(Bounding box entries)

* * * *

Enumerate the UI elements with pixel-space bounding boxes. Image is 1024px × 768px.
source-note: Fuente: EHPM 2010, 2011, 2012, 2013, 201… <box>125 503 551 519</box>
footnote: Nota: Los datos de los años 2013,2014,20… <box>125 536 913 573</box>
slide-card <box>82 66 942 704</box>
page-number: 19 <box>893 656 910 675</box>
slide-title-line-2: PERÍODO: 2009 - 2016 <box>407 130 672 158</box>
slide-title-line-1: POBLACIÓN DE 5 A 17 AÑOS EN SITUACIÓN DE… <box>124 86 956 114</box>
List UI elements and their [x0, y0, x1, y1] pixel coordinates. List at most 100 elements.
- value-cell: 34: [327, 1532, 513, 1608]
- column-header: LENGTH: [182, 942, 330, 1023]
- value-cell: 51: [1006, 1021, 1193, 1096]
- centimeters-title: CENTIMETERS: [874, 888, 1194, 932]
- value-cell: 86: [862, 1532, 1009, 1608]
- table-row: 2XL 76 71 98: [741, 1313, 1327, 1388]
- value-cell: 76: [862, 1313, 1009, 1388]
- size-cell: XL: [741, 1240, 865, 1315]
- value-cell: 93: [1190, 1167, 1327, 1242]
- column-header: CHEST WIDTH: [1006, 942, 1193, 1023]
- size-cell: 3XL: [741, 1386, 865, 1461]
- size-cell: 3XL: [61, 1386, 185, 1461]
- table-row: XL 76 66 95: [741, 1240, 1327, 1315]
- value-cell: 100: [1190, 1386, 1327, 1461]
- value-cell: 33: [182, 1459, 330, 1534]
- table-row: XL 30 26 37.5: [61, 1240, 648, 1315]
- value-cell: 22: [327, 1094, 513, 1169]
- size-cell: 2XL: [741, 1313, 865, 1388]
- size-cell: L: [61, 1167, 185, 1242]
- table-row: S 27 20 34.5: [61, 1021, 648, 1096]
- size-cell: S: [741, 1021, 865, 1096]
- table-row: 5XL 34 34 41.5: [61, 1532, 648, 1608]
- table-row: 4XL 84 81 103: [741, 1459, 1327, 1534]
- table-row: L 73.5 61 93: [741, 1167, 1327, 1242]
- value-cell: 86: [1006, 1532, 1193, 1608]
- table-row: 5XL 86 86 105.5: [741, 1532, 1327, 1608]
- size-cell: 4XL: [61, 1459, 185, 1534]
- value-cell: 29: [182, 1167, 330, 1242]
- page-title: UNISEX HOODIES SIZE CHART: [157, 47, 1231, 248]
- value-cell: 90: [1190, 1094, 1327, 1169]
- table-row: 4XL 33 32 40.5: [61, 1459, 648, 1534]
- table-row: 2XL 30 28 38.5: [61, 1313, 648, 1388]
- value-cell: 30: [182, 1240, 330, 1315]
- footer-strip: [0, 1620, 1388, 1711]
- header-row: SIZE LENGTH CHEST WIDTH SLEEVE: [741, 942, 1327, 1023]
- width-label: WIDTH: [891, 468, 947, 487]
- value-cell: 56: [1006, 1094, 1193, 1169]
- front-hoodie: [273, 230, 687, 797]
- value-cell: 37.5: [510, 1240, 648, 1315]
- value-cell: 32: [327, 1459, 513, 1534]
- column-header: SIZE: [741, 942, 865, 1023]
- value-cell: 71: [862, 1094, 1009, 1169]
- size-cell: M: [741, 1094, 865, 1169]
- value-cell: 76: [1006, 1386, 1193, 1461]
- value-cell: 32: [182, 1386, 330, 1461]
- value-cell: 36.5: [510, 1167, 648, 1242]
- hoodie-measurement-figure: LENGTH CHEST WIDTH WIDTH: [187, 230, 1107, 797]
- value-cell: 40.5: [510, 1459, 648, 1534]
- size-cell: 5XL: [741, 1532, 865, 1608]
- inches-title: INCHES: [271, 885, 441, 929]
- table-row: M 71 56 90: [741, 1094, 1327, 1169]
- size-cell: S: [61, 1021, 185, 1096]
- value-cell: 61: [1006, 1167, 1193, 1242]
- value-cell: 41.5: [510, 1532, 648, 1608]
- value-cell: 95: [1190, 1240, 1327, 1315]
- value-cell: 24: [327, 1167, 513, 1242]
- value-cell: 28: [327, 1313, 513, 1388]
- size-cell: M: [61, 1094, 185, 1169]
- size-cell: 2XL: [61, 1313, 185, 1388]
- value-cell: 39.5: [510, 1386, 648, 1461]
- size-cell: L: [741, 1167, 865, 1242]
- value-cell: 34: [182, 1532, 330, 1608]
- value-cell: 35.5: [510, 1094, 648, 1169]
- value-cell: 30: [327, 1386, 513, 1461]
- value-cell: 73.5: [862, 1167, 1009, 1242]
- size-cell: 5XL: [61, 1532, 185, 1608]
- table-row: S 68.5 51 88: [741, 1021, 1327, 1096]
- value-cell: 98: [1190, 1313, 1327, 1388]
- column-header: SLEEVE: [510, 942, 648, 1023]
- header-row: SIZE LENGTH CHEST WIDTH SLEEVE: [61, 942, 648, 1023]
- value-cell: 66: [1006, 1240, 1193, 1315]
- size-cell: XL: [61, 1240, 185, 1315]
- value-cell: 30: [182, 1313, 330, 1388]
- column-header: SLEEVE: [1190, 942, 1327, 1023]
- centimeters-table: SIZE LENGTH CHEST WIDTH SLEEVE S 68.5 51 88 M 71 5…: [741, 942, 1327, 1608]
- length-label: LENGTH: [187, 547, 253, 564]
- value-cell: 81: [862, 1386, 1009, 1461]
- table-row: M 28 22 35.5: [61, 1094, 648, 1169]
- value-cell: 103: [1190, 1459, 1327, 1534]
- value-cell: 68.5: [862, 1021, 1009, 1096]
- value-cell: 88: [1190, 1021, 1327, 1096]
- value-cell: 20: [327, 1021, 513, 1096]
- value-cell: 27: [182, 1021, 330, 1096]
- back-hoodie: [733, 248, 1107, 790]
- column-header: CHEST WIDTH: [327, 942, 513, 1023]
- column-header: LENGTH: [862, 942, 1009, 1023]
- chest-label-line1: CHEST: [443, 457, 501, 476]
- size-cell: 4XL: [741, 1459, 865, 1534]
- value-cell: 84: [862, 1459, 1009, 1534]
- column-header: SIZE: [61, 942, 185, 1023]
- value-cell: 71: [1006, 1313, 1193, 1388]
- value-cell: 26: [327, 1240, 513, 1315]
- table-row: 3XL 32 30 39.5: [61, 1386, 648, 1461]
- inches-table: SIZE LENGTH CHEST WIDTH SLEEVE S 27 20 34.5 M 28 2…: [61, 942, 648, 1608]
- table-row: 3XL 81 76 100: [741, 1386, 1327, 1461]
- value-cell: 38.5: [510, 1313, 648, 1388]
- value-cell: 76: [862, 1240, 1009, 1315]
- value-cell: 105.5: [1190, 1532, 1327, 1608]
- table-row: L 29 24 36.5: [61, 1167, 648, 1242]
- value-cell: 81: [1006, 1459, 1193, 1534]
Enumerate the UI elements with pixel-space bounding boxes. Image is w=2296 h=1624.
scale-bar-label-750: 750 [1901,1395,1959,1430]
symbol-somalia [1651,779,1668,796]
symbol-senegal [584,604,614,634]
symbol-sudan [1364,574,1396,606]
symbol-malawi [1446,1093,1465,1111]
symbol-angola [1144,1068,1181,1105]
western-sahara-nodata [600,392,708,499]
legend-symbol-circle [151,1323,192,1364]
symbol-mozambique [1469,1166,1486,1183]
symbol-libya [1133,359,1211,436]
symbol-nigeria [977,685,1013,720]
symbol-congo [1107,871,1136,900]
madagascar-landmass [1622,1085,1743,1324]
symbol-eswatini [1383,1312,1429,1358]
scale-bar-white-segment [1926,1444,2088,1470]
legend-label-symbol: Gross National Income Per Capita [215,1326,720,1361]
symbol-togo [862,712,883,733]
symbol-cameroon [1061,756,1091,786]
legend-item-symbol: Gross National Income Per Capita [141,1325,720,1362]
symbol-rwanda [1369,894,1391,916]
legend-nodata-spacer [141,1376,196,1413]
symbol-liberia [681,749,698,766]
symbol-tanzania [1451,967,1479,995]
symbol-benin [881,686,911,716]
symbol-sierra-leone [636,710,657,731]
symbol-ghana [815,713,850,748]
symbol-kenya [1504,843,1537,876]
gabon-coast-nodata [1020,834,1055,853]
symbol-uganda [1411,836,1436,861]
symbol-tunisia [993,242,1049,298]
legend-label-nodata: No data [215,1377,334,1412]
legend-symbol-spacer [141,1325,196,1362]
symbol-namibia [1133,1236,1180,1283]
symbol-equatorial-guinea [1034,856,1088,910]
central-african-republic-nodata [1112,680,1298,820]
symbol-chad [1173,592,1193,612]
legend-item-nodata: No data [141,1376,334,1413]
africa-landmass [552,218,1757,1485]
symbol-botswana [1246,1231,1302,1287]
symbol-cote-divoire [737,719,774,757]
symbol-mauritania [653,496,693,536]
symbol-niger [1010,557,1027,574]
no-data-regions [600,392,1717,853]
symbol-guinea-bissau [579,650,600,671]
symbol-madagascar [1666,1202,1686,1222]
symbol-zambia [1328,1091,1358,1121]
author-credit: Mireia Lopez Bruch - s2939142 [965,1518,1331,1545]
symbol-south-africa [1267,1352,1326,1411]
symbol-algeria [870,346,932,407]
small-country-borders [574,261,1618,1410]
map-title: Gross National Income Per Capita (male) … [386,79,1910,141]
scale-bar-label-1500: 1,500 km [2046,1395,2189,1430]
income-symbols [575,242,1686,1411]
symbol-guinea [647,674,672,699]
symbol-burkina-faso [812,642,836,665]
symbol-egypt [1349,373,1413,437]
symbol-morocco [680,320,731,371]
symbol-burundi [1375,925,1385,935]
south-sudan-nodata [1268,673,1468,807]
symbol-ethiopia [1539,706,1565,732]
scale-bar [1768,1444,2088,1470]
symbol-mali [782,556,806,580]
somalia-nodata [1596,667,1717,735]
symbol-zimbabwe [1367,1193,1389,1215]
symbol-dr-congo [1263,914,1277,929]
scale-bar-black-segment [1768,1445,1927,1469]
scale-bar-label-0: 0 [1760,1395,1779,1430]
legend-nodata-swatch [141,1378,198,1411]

* * * *

## SHORT PROBLEM
Copy the data line for line, beginning at its first line and stopping after the line that contains "- value-cell: 34: [327, 1532, 513, 1608]".

## SOLUTION TO THIS TASK
Enumerate the UI elements with pixel-space bounding boxes. Image is 1024px × 768px.
source-note: Fuente: EHPM 2010, 2011, 2012, 2013, 201… <box>125 503 551 519</box>
footnote: Nota: Los datos de los años 2013,2014,20… <box>125 536 913 573</box>
slide-card <box>82 66 942 704</box>
page-number: 19 <box>893 656 910 675</box>
slide-title-line-2: PERÍODO: 2009 - 2016 <box>407 130 672 158</box>
slide-title-line-1: POBLACIÓN DE 5 A 17 AÑOS EN SITUACIÓN DE… <box>124 86 956 114</box>
List UI elements and their [x0, y0, x1, y1] pixel coordinates. List at most 100 elements.
- value-cell: 34: [327, 1532, 513, 1608]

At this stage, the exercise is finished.